(Collected data entries)
## BEGIN
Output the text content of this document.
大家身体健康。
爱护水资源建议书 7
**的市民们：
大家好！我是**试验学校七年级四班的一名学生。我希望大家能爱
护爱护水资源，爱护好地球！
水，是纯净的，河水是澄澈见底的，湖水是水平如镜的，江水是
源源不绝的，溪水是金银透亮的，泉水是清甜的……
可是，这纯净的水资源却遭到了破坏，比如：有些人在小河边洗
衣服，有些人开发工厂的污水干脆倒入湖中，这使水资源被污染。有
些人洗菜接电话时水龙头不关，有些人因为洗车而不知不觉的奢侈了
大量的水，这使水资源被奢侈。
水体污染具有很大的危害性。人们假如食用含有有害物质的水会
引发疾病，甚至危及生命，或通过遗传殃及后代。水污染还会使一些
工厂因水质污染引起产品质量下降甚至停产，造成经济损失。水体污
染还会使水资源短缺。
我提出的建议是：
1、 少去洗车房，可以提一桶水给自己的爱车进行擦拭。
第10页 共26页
## END
= Stated task =
Every line of the data above should be reproduced word for word.

= Answer =
Output the text content of this document.
大家身体健康。
爱护水资源建议书 7
**的市民们：
大家好！我是**试验学校七年级四班的一名学生。我希望大家能爱
护爱护水资源，爱护好地球！
水，是纯净的，河水是澄澈见底的，湖水是水平如镜的，江水是
源源不绝的，溪水是金银透亮的，泉水是清甜的……
可是，这纯净的水资源却遭到了破坏，比如：有些人在小河边洗
衣服，有些人开发工厂的污水干脆倒入湖中，这使水资源被污染。有
些人洗菜接电话时水龙头不关，有些人因为洗车而不知不觉的奢侈了
大量的水，这使水资源被奢侈。
水体污染具有很大的危害性。人们假如食用含有有害物质的水会
引发疾病，甚至危及生命，或通过遗传殃及后代。水污染还会使一些
工厂因水质污染引起产品质量下降甚至停产，造成经济损失。水体污
染还会使水资源短缺。
我提出的建议是：
1、 少去洗车房，可以提一桶水给自己的爱车进行擦拭。
第10页 共26页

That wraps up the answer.